Written problem.
Copy every line that mentions the word "proti".

Given entries.
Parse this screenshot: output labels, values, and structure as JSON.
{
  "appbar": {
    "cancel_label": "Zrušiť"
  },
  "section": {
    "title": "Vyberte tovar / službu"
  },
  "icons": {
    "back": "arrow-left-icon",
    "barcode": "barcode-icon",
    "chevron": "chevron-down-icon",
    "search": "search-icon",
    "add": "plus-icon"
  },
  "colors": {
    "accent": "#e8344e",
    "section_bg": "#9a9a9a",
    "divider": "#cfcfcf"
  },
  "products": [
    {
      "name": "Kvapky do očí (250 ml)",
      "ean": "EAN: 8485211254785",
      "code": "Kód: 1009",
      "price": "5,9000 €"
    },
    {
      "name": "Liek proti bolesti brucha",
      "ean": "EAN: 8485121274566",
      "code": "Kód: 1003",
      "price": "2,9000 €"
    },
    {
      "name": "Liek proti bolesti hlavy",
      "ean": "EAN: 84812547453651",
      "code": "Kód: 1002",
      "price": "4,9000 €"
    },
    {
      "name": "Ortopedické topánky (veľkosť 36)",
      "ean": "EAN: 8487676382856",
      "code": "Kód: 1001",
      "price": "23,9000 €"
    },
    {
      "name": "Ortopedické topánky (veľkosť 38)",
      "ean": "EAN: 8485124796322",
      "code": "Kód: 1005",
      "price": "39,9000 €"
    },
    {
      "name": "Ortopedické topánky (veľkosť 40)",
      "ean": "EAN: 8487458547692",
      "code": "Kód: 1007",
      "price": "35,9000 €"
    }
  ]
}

...

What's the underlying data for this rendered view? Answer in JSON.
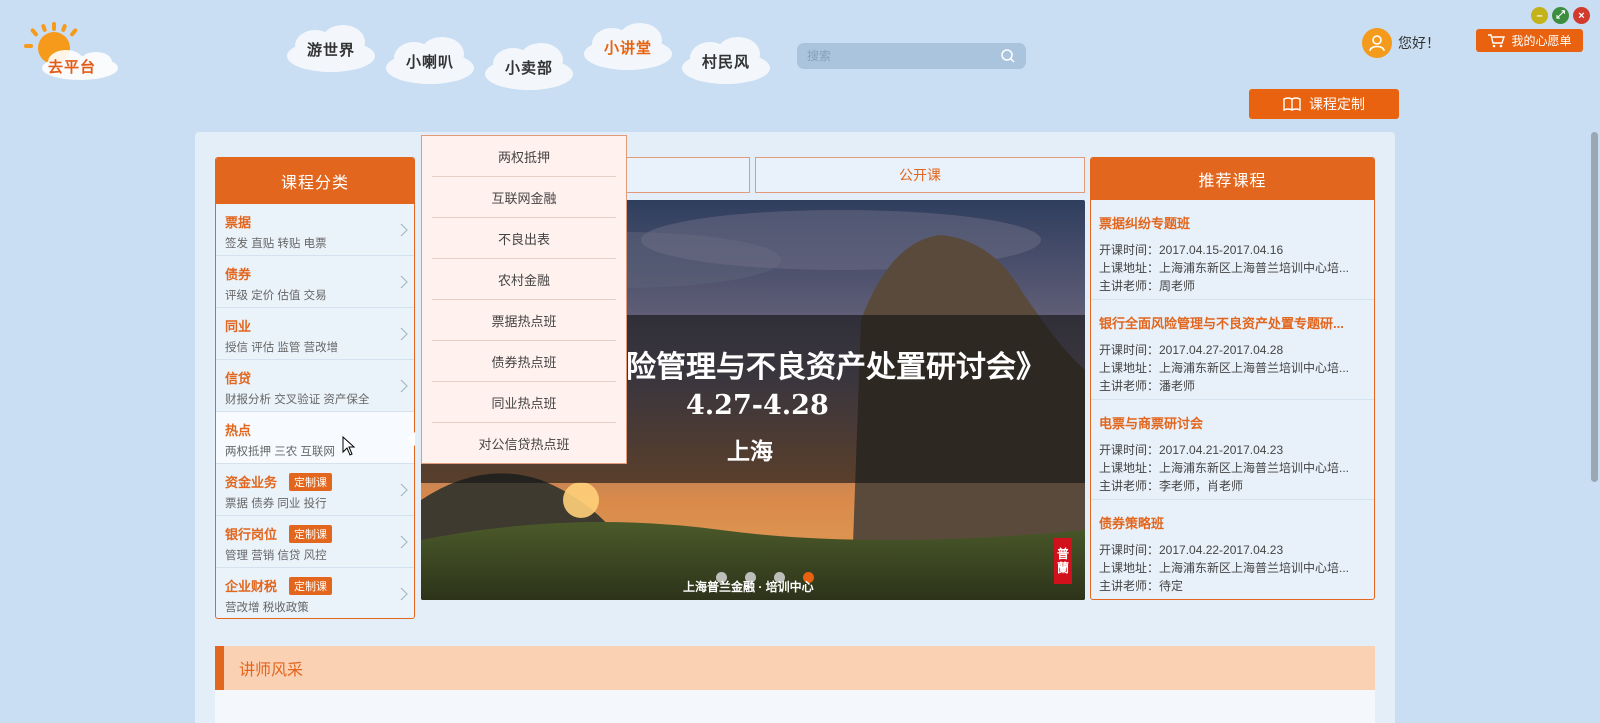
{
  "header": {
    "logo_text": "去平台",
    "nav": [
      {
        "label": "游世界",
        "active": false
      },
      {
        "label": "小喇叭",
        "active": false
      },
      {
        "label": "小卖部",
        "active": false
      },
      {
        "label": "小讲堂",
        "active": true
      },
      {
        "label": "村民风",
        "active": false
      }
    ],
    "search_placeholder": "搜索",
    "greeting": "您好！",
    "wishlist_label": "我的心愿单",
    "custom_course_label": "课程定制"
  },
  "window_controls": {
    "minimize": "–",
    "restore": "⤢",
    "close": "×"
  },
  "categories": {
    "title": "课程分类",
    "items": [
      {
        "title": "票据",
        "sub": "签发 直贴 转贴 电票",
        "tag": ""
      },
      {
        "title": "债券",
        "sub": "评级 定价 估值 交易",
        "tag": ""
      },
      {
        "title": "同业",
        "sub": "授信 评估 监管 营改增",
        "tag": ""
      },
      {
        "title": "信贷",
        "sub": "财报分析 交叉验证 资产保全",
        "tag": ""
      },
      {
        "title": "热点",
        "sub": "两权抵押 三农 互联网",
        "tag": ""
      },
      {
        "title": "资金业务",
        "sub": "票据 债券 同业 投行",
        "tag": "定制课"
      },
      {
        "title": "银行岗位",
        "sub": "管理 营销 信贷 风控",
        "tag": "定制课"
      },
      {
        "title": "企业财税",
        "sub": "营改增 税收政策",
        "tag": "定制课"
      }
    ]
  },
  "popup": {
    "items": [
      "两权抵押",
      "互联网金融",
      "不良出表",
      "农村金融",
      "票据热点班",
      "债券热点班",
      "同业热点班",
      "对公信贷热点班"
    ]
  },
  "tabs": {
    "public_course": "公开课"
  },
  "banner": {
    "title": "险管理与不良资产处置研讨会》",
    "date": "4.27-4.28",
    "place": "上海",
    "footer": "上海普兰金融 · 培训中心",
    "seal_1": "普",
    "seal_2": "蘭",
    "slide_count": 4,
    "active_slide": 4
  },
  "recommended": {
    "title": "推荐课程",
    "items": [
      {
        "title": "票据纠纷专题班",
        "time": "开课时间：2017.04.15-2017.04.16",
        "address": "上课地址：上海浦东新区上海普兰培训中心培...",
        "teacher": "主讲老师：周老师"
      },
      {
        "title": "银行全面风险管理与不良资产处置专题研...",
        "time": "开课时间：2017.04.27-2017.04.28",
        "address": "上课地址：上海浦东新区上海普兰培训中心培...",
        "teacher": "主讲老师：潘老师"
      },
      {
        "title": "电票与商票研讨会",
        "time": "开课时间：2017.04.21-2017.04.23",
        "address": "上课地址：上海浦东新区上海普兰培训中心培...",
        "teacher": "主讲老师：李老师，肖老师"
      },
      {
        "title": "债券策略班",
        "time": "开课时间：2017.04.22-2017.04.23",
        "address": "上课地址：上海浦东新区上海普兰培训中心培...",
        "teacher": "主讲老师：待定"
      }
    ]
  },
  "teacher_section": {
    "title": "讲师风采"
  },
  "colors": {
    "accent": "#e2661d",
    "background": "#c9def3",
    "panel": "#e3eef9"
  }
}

Response to this task.
      "name": "Liek proti bolesti brucha",
      "name": "Liek proti bolesti hlavy",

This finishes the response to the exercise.